== Prompt ==
Search the entries for the word "Delta" and pull out each line that has it.

== Input ==
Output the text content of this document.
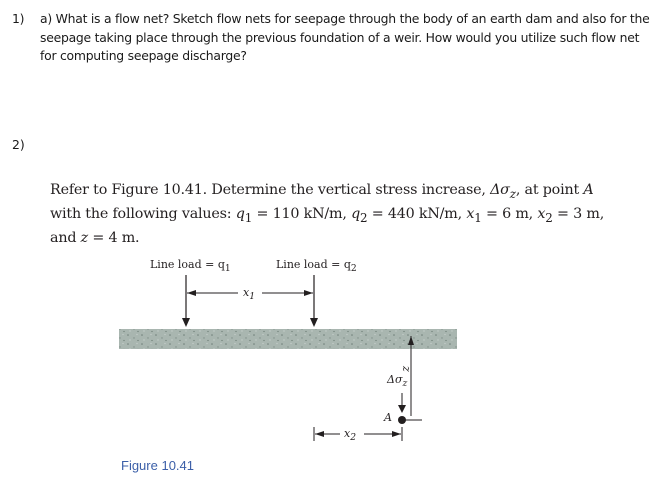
1) a) What is a flow net? Sketch flow nets for seepage through the body of an earth dam and also for the seepage taking place through the previous foundation of a weir. How would you utilize such flow net for computing seepage discharge?
2)
Refer to Figure 10.41. Determine the vertical stress increase, $\Delta\sigma_z$, at point A with the following values: $q_1 = 110$ kN/m, $q_2 = 440$ kN/m, $x_1 = 6$ m, $x_2 = 3$ m, and z = 4 m.
Line load = $q_1$	Line load = $q_2$
$x_1$
z
$\Delta\sigma_z$
A
$x_2$
Figure 10.41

== Exercise result ==
Refer to Figure 10.41. Determine the vertical stress increase, $\Delta\sigma_z$, at point A with the following values: $q_1 = 110$ kN/m, $q_2 = 440$ kN/m, $x_1 = 6$ m, $x_2 = 3$ m, and z = 4 m.
$\Delta\sigma_z$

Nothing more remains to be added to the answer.